(Dataset entries)
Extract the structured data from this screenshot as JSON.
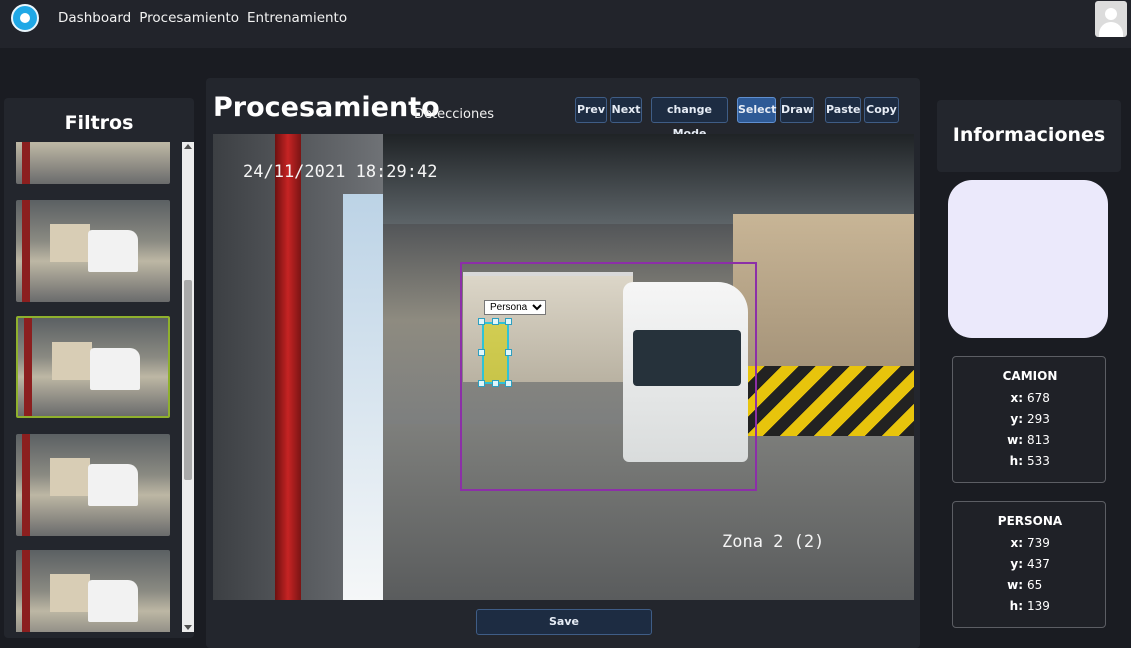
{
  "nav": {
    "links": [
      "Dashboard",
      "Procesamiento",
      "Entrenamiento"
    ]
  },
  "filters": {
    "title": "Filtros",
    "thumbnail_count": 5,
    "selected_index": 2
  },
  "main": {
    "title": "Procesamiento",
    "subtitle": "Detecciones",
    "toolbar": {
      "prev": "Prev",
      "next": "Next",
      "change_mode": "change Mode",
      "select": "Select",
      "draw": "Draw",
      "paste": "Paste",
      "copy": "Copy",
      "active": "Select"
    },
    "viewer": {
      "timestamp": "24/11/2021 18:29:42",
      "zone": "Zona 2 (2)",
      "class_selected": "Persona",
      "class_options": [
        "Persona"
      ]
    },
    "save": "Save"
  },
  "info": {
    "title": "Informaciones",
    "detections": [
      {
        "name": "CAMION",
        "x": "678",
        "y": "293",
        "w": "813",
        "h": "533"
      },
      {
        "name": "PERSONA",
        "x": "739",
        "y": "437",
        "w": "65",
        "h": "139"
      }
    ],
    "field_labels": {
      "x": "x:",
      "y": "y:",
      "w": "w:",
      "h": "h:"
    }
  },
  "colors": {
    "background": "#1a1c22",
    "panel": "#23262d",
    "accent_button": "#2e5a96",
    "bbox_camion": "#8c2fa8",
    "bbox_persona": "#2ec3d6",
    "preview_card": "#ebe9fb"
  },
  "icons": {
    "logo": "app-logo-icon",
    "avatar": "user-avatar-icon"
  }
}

> Stated task
Every record must be copied exactly, with the pictures left out.

> Worked solution
Extract the structured data from this screenshot as JSON.
{
  "nav": {
    "links": [
      "Dashboard",
      "Procesamiento",
      "Entrenamiento"
    ]
  },
  "filters": {
    "title": "Filtros",
    "thumbnail_count": 5,
    "selected_index": 2
  },
  "main": {
    "title": "Procesamiento",
    "subtitle": "Detecciones",
    "toolbar": {
      "prev": "Prev",
      "next": "Next",
      "change_mode": "change Mode",
      "select": "Select",
      "draw": "Draw",
      "paste": "Paste",
      "copy": "Copy",
      "active": "Select"
    },
    "viewer": {
      "timestamp": "24/11/2021 18:29:42",
      "zone": "Zona 2 (2)",
      "class_selected": "Persona",
      "class_options": [
        "Persona"
      ]
    },
    "save": "Save"
  },
  "info": {
    "title": "Informaciones",
    "detections": [
      {
        "name": "CAMION",
        "x": "678",
        "y": "293",
        "w": "813",
        "h": "533"
      },
      {
        "name": "PERSONA",
        "x": "739",
        "y": "437",
        "w": "65",
        "h": "139"
      }
    ],
    "field_labels": {
      "x": "x:",
      "y": "y:",
      "w": "w:",
      "h": "h:"
    }
  },
  "colors": {
    "background": "#1a1c22",
    "panel": "#23262d",
    "accent_button": "#2e5a96",
    "bbox_camion": "#8c2fa8",
    "bbox_persona": "#2ec3d6",
    "preview_card": "#ebe9fb"
  },
  "icons": {
    "logo": "app-logo-icon",
    "avatar": "user-avatar-icon"
  }
}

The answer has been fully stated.